-------- DATA FOR PROCESSING --------

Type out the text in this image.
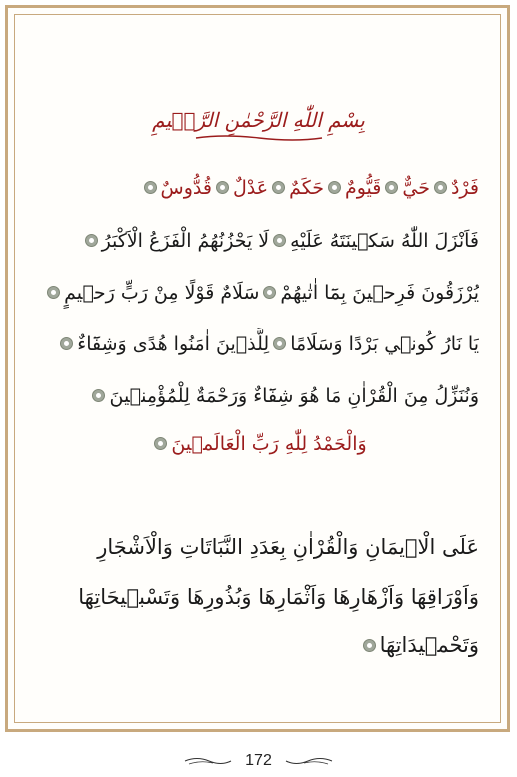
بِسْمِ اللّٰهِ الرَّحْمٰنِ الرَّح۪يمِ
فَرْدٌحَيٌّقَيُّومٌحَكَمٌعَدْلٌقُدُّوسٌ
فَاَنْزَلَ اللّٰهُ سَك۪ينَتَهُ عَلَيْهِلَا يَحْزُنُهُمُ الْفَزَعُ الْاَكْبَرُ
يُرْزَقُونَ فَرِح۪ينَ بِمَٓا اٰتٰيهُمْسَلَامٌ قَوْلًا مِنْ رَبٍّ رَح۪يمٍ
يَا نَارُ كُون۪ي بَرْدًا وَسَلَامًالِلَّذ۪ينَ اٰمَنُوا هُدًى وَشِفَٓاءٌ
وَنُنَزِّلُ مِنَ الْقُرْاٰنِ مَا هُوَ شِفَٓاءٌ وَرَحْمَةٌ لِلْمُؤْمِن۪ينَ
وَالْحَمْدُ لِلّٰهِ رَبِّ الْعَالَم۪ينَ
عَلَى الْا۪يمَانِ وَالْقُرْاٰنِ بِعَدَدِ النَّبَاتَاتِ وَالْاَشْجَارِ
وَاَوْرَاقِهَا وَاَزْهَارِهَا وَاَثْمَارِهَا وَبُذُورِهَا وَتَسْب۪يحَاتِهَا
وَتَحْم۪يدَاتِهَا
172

--------

# [WORK REQUIRED]
Leave the pictures out, and print every line of the listing exactly as written.

# [EXERCISE SOLUTION]
Type out the text in this image.
بِسْمِ اللّٰهِ الرَّحْمٰنِ الرَّح۪يمِ
فَرْدٌحَيٌّقَيُّومٌحَكَمٌعَدْلٌقُدُّوسٌ
فَاَنْزَلَ اللّٰهُ سَك۪ينَتَهُ عَلَيْهِلَا يَحْزُنُهُمُ الْفَزَعُ الْاَكْبَرُ
يُرْزَقُونَ فَرِح۪ينَ بِمَٓا اٰتٰيهُمْسَلَامٌ قَوْلًا مِنْ رَبٍّ رَح۪يمٍ
يَا نَارُ كُون۪ي بَرْدًا وَسَلَامًالِلَّذ۪ينَ اٰمَنُوا هُدًى وَشِفَٓاءٌ
وَنُنَزِّلُ مِنَ الْقُرْاٰنِ مَا هُوَ شِفَٓاءٌ وَرَحْمَةٌ لِلْمُؤْمِن۪ينَ
وَالْحَمْدُ لِلّٰهِ رَبِّ الْعَالَم۪ينَ
عَلَى الْا۪يمَانِ وَالْقُرْاٰنِ بِعَدَدِ النَّبَاتَاتِ وَالْاَشْجَارِ
وَاَوْرَاقِهَا وَاَزْهَارِهَا وَاَثْمَارِهَا وَبُذُورِهَا وَتَسْب۪يحَاتِهَا
وَتَحْم۪يدَاتِهَا
172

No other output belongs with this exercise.